(Stated problem): Set down the material below word for word, excluding the pictures.

┌─ Material provided

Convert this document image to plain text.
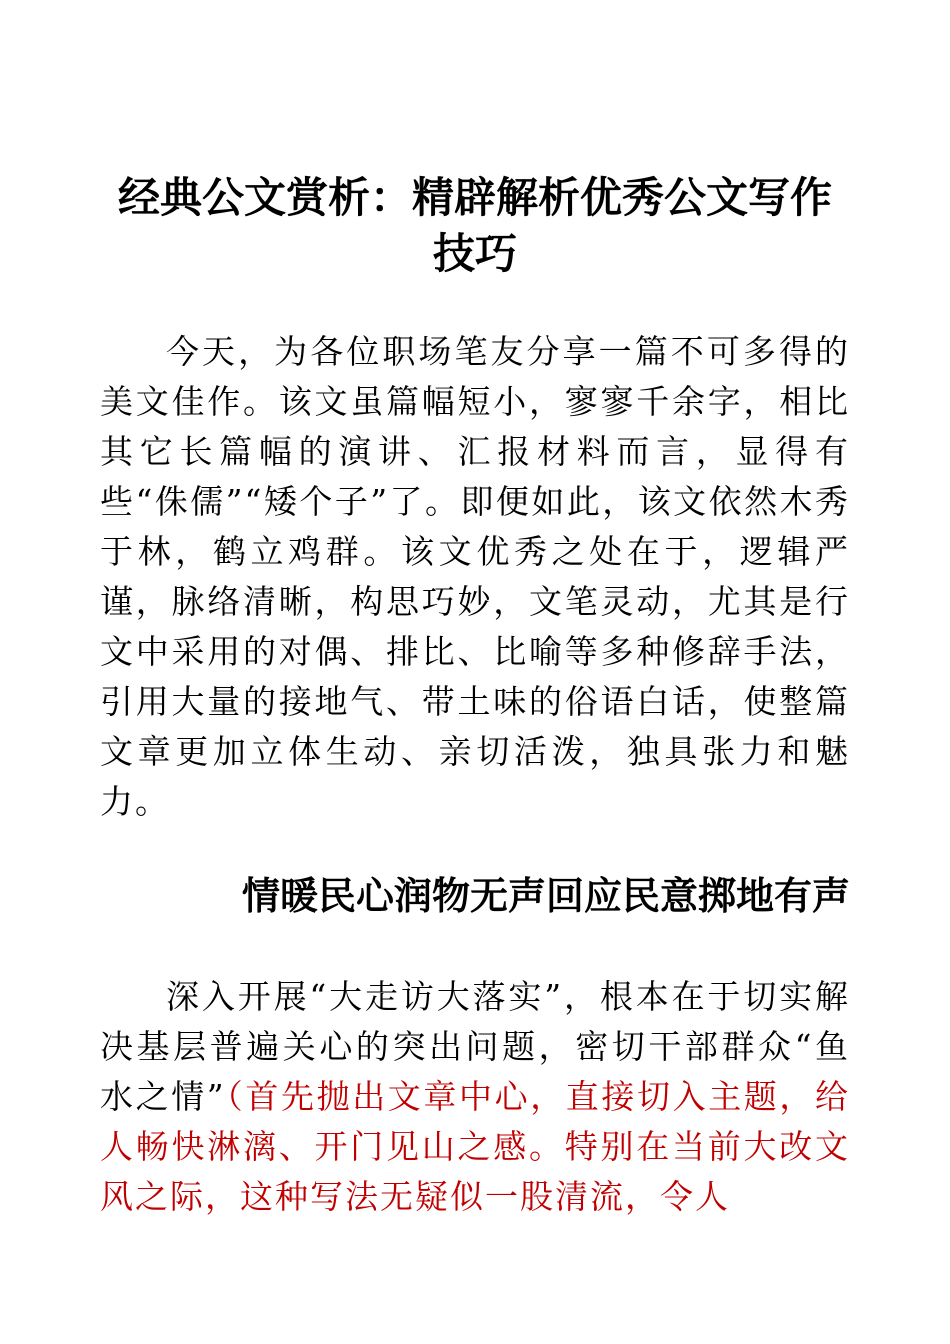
经典公文赏析：精辟解析优秀公文写作技巧

今天，为各位职场笔友分享一篇不可多得的美文佳作。该文虽篇幅短小，寥寥千余字，相比其它长篇幅的演讲、汇报材料而言，显得有些“侏儒”“矮个子”了。即便如此，该文依然木秀于林，鹤立鸡群。该文优秀之处在于，逻辑严谨，脉络清晰，构思巧妙，文笔灵动，尤其是行文中采用的对偶、排比、比喻等多种修辞手法，引用大量的接地气、带土味的俗语白话，使整篇文章更加立体生动、亲切活泼，独具张力和魅力。

情暖民心润物无声回应民意掷地有声

深入开展“大走访大落实”，根本在于切实解决基层普遍关心的突出问题，密切干部群众“鱼水之情”（首先抛出文章中心，直接切入主题，给人畅快淋漓、开门见山之感。特别在当前大改文风之际，这种写法无疑似一股清流，令人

└─

(Reply):
Convert this document image to plain text.
经典公文赏析：精辟解析优秀公文写作技巧

今天，为各位职场笔友分享一篇不可多得的美文佳作。该文虽篇幅短小，寥寥千余字，相比其它长篇幅的演讲、汇报材料而言，显得有些“侏儒”“矮个子”了。即便如此，该文依然木秀于林，鹤立鸡群。该文优秀之处在于，逻辑严谨，脉络清晰，构思巧妙，文笔灵动，尤其是行文中采用的对偶、排比、比喻等多种修辞手法，引用大量的接地气、带土味的俗语白话，使整篇文章更加立体生动、亲切活泼，独具张力和魅力。

情暖民心润物无声回应民意掷地有声

深入开展“大走访大落实”，根本在于切实解决基层普遍关心的突出问题，密切干部群众“鱼水之情”（首先抛出文章中心，直接切入主题，给人畅快淋漓、开门见山之感。特别在当前大改文风之际，这种写法无疑似一股清流，令人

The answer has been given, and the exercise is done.